Stored items from a collection:
-=-=-

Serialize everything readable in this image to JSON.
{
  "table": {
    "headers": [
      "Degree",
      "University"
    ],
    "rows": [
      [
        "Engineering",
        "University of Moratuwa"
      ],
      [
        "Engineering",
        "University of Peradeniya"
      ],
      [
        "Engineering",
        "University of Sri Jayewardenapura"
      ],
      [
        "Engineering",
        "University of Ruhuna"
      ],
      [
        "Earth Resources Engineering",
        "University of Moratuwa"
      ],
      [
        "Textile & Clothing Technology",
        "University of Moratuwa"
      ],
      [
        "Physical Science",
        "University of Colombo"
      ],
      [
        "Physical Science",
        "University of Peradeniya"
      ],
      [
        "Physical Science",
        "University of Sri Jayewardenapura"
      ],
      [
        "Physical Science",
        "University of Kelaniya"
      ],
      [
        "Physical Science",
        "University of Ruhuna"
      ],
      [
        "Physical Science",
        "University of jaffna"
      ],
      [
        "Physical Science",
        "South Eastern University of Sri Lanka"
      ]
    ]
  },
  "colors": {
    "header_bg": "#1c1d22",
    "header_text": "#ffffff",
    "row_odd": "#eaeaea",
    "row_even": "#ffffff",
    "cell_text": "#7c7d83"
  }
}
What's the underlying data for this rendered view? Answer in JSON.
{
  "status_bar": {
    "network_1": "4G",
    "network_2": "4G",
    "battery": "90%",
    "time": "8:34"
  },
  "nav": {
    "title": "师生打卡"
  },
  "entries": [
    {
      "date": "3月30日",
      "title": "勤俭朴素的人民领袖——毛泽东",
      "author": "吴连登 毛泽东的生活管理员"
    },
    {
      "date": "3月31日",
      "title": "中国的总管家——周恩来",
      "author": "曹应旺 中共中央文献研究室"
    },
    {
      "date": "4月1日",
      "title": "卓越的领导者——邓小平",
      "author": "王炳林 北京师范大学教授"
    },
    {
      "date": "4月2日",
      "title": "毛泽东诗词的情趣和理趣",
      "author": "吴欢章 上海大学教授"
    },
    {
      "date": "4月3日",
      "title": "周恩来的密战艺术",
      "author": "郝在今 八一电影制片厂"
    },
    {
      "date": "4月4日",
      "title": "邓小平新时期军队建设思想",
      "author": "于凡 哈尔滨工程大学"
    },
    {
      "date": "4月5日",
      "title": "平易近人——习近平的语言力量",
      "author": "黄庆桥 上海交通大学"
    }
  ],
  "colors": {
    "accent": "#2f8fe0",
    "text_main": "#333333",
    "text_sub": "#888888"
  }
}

-=-=-

*Instruction:*
Return the entries in full, keeping every line exactly as it is.

*Result:*
Serialize everything readable in this image to JSON.
{
  "table": {
    "headers": [
      "Degree",
      "University"
    ],
    "rows": [
      [
        "Engineering",
        "University of Moratuwa"
      ],
      [
        "Engineering",
        "University of Peradeniya"
      ],
      [
        "Engineering",
        "University of Sri Jayewardenapura"
      ],
      [
        "Engineering",
        "University of Ruhuna"
      ],
      [
        "Earth Resources Engineering",
        "University of Moratuwa"
      ],
      [
        "Textile & Clothing Technology",
        "University of Moratuwa"
      ],
      [
        "Physical Science",
        "University of Colombo"
      ],
      [
        "Physical Science",
        "University of Peradeniya"
      ],
      [
        "Physical Science",
        "University of Sri Jayewardenapura"
      ],
      [
        "Physical Science",
        "University of Kelaniya"
      ],
      [
        "Physical Science",
        "University of Ruhuna"
      ],
      [
        "Physical Science",
        "University of jaffna"
      ],
      [
        "Physical Science",
        "South Eastern University of Sri Lanka"
      ]
    ]
  },
  "colors": {
    "header_bg": "#1c1d22",
    "header_text": "#ffffff",
    "row_odd": "#eaeaea",
    "row_even": "#ffffff",
    "cell_text": "#7c7d83"
  }
}
What's the underlying data for this rendered view? Answer in JSON.
{
  "status_bar": {
    "network_1": "4G",
    "network_2": "4G",
    "battery": "90%",
    "time": "8:34"
  },
  "nav": {
    "title": "师生打卡"
  },
  "entries": [
    {
      "date": "3月30日",
      "title": "勤俭朴素的人民领袖——毛泽东",
      "author": "吴连登 毛泽东的生活管理员"
    },
    {
      "date": "3月31日",
      "title": "中国的总管家——周恩来",
      "author": "曹应旺 中共中央文献研究室"
    },
    {
      "date": "4月1日",
      "title": "卓越的领导者——邓小平",
      "author": "王炳林 北京师范大学教授"
    },
    {
      "date": "4月2日",
      "title": "毛泽东诗词的情趣和理趣",
      "author": "吴欢章 上海大学教授"
    },
    {
      "date": "4月3日",
      "title": "周恩来的密战艺术",
      "author": "郝在今 八一电影制片厂"
    },
    {
      "date": "4月4日",
      "title": "邓小平新时期军队建设思想",
      "author": "于凡 哈尔滨工程大学"
    },
    {
      "date": "4月5日",
      "title": "平易近人——习近平的语言力量",
      "author": "黄庆桥 上海交通大学"
    }
  ],
  "colors": {
    "accent": "#2f8fe0",
    "text_main": "#333333",
    "text_sub": "#888888"
  }
}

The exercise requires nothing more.